**Task to carry out**
Repeat the material in full. Keep every line exactly as it is.

_ _ _ _ _ _ _

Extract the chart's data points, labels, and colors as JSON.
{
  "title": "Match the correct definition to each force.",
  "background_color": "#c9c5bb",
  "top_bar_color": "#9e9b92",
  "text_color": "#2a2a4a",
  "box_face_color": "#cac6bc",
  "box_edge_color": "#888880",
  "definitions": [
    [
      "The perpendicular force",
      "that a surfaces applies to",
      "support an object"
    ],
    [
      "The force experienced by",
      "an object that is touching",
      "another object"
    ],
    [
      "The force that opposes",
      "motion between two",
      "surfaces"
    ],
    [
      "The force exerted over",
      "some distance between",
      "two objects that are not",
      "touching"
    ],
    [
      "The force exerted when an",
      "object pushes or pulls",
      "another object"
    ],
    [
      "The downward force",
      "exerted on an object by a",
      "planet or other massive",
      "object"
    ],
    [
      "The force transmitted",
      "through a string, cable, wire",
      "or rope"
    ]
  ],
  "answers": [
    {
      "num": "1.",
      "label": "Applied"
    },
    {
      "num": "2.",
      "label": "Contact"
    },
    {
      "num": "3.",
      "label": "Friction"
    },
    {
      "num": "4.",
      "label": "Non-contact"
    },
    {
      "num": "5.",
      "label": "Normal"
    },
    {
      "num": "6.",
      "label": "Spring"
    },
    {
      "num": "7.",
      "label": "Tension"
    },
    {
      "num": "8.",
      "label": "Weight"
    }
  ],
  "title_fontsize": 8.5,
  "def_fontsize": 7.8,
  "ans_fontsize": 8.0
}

_ _ _ _ _ _ _

**Solution to the problem**
Extract the chart's data points, labels, and colors as JSON.
{
  "title": "Match the correct definition to each force.",
  "background_color": "#c9c5bb",
  "top_bar_color": "#9e9b92",
  "text_color": "#2a2a4a",
  "box_face_color": "#cac6bc",
  "box_edge_color": "#888880",
  "definitions": [
    [
      "The perpendicular force",
      "that a surfaces applies to",
      "support an object"
    ],
    [
      "The force experienced by",
      "an object that is touching",
      "another object"
    ],
    [
      "The force that opposes",
      "motion between two",
      "surfaces"
    ],
    [
      "The force exerted over",
      "some distance between",
      "two objects that are not",
      "touching"
    ],
    [
      "The force exerted when an",
      "object pushes or pulls",
      "another object"
    ],
    [
      "The downward force",
      "exerted on an object by a",
      "planet or other massive",
      "object"
    ],
    [
      "The force transmitted",
      "through a string, cable, wire",
      "or rope"
    ]
  ],
  "answers": [
    {
      "num": "1.",
      "label": "Applied"
    },
    {
      "num": "2.",
      "label": "Contact"
    },
    {
      "num": "3.",
      "label": "Friction"
    },
    {
      "num": "4.",
      "label": "Non-contact"
    },
    {
      "num": "5.",
      "label": "Normal"
    },
    {
      "num": "6.",
      "label": "Spring"
    },
    {
      "num": "7.",
      "label": "Tension"
    },
    {
      "num": "8.",
      "label": "Weight"
    }
  ],
  "title_fontsize": 8.5,
  "def_fontsize": 7.8,
  "ans_fontsize": 8.0
}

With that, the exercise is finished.